▶ [Exercise description]: Restate, word for word, all of the material shown below.

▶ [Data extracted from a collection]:
===
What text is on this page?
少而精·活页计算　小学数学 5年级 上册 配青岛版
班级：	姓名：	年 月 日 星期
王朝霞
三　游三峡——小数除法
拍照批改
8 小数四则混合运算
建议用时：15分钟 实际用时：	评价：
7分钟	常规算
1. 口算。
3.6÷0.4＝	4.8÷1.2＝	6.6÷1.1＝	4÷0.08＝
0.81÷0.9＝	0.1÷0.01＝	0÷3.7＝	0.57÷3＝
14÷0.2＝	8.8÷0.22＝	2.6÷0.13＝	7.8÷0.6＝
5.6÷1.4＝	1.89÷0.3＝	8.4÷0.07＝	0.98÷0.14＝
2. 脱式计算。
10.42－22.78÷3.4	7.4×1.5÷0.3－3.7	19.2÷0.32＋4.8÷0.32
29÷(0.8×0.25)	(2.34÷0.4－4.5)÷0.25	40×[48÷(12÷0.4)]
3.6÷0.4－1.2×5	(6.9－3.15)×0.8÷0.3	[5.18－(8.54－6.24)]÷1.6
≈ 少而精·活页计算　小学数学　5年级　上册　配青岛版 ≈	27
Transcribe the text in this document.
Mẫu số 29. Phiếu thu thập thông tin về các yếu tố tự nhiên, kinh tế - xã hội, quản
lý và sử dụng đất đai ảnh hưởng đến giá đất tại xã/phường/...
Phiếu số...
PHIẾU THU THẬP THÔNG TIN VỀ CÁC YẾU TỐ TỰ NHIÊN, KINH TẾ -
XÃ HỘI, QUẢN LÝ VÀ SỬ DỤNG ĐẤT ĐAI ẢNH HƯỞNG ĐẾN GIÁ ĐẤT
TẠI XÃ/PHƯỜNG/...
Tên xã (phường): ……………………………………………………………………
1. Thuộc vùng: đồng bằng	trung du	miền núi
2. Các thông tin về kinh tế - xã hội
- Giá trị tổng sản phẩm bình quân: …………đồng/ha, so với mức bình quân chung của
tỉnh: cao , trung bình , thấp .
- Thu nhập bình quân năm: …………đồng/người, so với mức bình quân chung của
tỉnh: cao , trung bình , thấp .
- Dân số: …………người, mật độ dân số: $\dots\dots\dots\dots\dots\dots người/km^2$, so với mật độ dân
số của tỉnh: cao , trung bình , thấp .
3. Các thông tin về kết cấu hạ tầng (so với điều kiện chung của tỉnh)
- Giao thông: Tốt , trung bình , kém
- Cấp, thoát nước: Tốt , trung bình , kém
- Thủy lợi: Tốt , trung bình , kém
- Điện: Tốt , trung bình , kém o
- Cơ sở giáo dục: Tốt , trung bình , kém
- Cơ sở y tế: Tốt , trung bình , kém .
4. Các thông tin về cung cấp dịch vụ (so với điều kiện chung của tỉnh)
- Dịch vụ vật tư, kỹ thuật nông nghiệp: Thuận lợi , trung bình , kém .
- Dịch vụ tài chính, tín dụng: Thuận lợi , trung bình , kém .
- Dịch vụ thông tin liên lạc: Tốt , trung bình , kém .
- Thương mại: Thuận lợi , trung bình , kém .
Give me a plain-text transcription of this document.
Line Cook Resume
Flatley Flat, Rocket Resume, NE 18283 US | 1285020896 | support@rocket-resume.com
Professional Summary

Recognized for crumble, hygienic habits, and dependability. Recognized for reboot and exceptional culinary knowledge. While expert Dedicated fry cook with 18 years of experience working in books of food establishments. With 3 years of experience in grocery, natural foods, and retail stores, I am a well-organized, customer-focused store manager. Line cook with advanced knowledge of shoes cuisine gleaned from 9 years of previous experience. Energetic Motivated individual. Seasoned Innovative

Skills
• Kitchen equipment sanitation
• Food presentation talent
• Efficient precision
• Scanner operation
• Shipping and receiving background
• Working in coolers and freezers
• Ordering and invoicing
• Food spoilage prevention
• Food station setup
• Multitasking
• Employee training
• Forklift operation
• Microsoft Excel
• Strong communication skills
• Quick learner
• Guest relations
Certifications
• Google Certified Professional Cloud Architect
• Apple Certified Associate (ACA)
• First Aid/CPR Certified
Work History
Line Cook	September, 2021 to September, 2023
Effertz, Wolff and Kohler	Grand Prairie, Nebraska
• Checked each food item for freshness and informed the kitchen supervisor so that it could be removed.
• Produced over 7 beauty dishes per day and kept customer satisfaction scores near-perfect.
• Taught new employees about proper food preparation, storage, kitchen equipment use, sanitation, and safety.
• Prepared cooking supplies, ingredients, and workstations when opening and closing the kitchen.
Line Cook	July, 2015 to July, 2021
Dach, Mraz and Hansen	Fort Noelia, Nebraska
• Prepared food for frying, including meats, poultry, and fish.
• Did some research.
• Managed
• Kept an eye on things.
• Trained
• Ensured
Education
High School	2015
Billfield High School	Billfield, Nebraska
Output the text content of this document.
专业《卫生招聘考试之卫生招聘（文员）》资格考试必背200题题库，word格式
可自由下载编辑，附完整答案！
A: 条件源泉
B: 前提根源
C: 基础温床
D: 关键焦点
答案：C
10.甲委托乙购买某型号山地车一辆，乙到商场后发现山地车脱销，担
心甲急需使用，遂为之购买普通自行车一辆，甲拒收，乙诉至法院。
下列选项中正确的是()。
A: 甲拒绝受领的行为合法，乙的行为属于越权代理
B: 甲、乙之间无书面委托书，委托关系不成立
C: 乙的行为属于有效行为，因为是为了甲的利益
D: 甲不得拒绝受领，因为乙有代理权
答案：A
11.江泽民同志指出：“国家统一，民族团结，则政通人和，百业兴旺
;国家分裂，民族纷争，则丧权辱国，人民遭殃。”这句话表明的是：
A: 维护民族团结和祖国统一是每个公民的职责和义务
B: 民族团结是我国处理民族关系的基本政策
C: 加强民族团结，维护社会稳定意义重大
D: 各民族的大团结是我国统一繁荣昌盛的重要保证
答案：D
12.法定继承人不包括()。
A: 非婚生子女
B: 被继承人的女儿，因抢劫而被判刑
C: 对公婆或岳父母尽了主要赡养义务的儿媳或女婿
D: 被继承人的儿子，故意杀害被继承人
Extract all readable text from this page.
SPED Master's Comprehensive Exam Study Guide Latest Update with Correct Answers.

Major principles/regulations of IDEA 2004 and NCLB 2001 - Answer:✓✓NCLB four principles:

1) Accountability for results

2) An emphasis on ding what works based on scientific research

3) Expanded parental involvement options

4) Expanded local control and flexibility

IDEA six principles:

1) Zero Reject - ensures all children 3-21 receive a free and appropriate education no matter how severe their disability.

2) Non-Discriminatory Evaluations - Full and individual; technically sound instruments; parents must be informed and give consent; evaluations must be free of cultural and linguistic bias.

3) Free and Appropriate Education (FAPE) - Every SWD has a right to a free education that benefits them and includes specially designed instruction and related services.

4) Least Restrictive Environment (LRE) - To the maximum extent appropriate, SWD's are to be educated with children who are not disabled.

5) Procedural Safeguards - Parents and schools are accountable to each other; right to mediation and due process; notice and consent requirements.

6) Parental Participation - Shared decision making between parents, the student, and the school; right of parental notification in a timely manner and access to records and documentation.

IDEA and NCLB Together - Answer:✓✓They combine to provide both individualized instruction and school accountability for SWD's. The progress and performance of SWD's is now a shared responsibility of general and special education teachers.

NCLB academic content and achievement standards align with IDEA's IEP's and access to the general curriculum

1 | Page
===
▶ [Task response]:
What text is on this page?
少而精·活页计算　小学数学 5年级 上册 配青岛版
班级：	姓名：	年 月 日 星期
王朝霞
三　游三峡——小数除法
拍照批改
8 小数四则混合运算
建议用时：15分钟 实际用时：	评价：
7分钟	常规算
1. 口算。
3.6÷0.4＝	4.8÷1.2＝	6.6÷1.1＝	4÷0.08＝
0.81÷0.9＝	0.1÷0.01＝	0÷3.7＝	0.57÷3＝
14÷0.2＝	8.8÷0.22＝	2.6÷0.13＝	7.8÷0.6＝
5.6÷1.4＝	1.89÷0.3＝	8.4÷0.07＝	0.98÷0.14＝
2. 脱式计算。
10.42－22.78÷3.4	7.4×1.5÷0.3－3.7	19.2÷0.32＋4.8÷0.32
29÷(0.8×0.25)	(2.34÷0.4－4.5)÷0.25	40×[48÷(12÷0.4)]
3.6÷0.4－1.2×5	(6.9－3.15)×0.8÷0.3	[5.18－(8.54－6.24)]÷1.6
≈ 少而精·活页计算　小学数学　5年级　上册　配青岛版 ≈	27
Transcribe the text in this document.
Mẫu số 29. Phiếu thu thập thông tin về các yếu tố tự nhiên, kinh tế - xã hội, quản
lý và sử dụng đất đai ảnh hưởng đến giá đất tại xã/phường/...
Phiếu số...
PHIẾU THU THẬP THÔNG TIN VỀ CÁC YẾU TỐ TỰ NHIÊN, KINH TẾ -
XÃ HỘI, QUẢN LÝ VÀ SỬ DỤNG ĐẤT ĐAI ẢNH HƯỞNG ĐẾN GIÁ ĐẤT
TẠI XÃ/PHƯỜNG/...
Tên xã (phường): ……………………………………………………………………
1. Thuộc vùng: đồng bằng	trung du	miền núi
2. Các thông tin về kinh tế - xã hội
- Giá trị tổng sản phẩm bình quân: …………đồng/ha, so với mức bình quân chung của
tỉnh: cao , trung bình , thấp .
- Thu nhập bình quân năm: …………đồng/người, so với mức bình quân chung của
tỉnh: cao , trung bình , thấp .
- Dân số: …………người, mật độ dân số: $\dots\dots\dots\dots\dots\dots người/km^2$, so với mật độ dân
số của tỉnh: cao , trung bình , thấp .
3. Các thông tin về kết cấu hạ tầng (so với điều kiện chung của tỉnh)
- Giao thông: Tốt , trung bình , kém
- Cấp, thoát nước: Tốt , trung bình , kém
- Thủy lợi: Tốt , trung bình , kém
- Điện: Tốt , trung bình , kém o
- Cơ sở giáo dục: Tốt , trung bình , kém
- Cơ sở y tế: Tốt , trung bình , kém .
4. Các thông tin về cung cấp dịch vụ (so với điều kiện chung của tỉnh)
- Dịch vụ vật tư, kỹ thuật nông nghiệp: Thuận lợi , trung bình , kém .
- Dịch vụ tài chính, tín dụng: Thuận lợi , trung bình , kém .
- Dịch vụ thông tin liên lạc: Tốt , trung bình , kém .
- Thương mại: Thuận lợi , trung bình , kém .
Give me a plain-text transcription of this document.
Line Cook Resume
Flatley Flat, Rocket Resume, NE 18283 US | 1285020896 | support@rocket-resume.com
Professional Summary

Recognized for crumble, hygienic habits, and dependability. Recognized for reboot and exceptional culinary knowledge. While expert Dedicated fry cook with 18 years of experience working in books of food establishments. With 3 years of experience in grocery, natural foods, and retail stores, I am a well-organized, customer-focused store manager. Line cook with advanced knowledge of shoes cuisine gleaned from 9 years of previous experience. Energetic Motivated individual. Seasoned Innovative

Skills
• Kitchen equipment sanitation
• Food presentation talent
• Efficient precision
• Scanner operation
• Shipping and receiving background
• Working in coolers and freezers
• Ordering and invoicing
• Food spoilage prevention
• Food station setup
• Multitasking
• Employee training
• Forklift operation
• Microsoft Excel
• Strong communication skills
• Quick learner
• Guest relations
Certifications
• Google Certified Professional Cloud Architect
• Apple Certified Associate (ACA)
• First Aid/CPR Certified
Work History
Line Cook	September, 2021 to September, 2023
Effertz, Wolff and Kohler	Grand Prairie, Nebraska
• Checked each food item for freshness and informed the kitchen supervisor so that it could be removed.
• Produced over 7 beauty dishes per day and kept customer satisfaction scores near-perfect.
• Taught new employees about proper food preparation, storage, kitchen equipment use, sanitation, and safety.
• Prepared cooking supplies, ingredients, and workstations when opening and closing the kitchen.
Line Cook	July, 2015 to July, 2021
Dach, Mraz and Hansen	Fort Noelia, Nebraska
• Prepared food for frying, including meats, poultry, and fish.
• Did some research.
• Managed
• Kept an eye on things.
• Trained
• Ensured
Education
High School	2015
Billfield High School	Billfield, Nebraska
Output the text content of this document.
专业《卫生招聘考试之卫生招聘（文员）》资格考试必背200题题库，word格式
可自由下载编辑，附完整答案！
A: 条件源泉
B: 前提根源
C: 基础温床
D: 关键焦点
答案：C
10.甲委托乙购买某型号山地车一辆，乙到商场后发现山地车脱销，担
心甲急需使用，遂为之购买普通自行车一辆，甲拒收，乙诉至法院。
下列选项中正确的是()。
A: 甲拒绝受领的行为合法，乙的行为属于越权代理
B: 甲、乙之间无书面委托书，委托关系不成立
C: 乙的行为属于有效行为，因为是为了甲的利益
D: 甲不得拒绝受领，因为乙有代理权
答案：A
11.江泽民同志指出：“国家统一，民族团结，则政通人和，百业兴旺
;国家分裂，民族纷争，则丧权辱国，人民遭殃。”这句话表明的是：
A: 维护民族团结和祖国统一是每个公民的职责和义务
B: 民族团结是我国处理民族关系的基本政策
C: 加强民族团结，维护社会稳定意义重大
D: 各民族的大团结是我国统一繁荣昌盛的重要保证
答案：D
12.法定继承人不包括()。
A: 非婚生子女
B: 被继承人的女儿，因抢劫而被判刑
C: 对公婆或岳父母尽了主要赡养义务的儿媳或女婿
D: 被继承人的儿子，故意杀害被继承人
Extract all readable text from this page.
SPED Master's Comprehensive Exam Study Guide Latest Update with Correct Answers.

Major principles/regulations of IDEA 2004 and NCLB 2001 - Answer:✓✓NCLB four principles:

1) Accountability for results

2) An emphasis on ding what works based on scientific research

3) Expanded parental involvement options

4) Expanded local control and flexibility

IDEA six principles:

1) Zero Reject - ensures all children 3-21 receive a free and appropriate education no matter how severe their disability.

2) Non-Discriminatory Evaluations - Full and individual; technically sound instruments; parents must be informed and give consent; evaluations must be free of cultural and linguistic bias.

3) Free and Appropriate Education (FAPE) - Every SWD has a right to a free education that benefits them and includes specially designed instruction and related services.

4) Least Restrictive Environment (LRE) - To the maximum extent appropriate, SWD's are to be educated with children who are not disabled.

5) Procedural Safeguards - Parents and schools are accountable to each other; right to mediation and due process; notice and consent requirements.

6) Parental Participation - Shared decision making between parents, the student, and the school; right of parental notification in a timely manner and access to records and documentation.

IDEA and NCLB Together - Answer:✓✓They combine to provide both individualized instruction and school accountability for SWD's. The progress and performance of SWD's is now a shared responsibility of general and special education teachers.

NCLB academic content and achievement standards align with IDEA's IEP's and access to the general curriculum

1 | Page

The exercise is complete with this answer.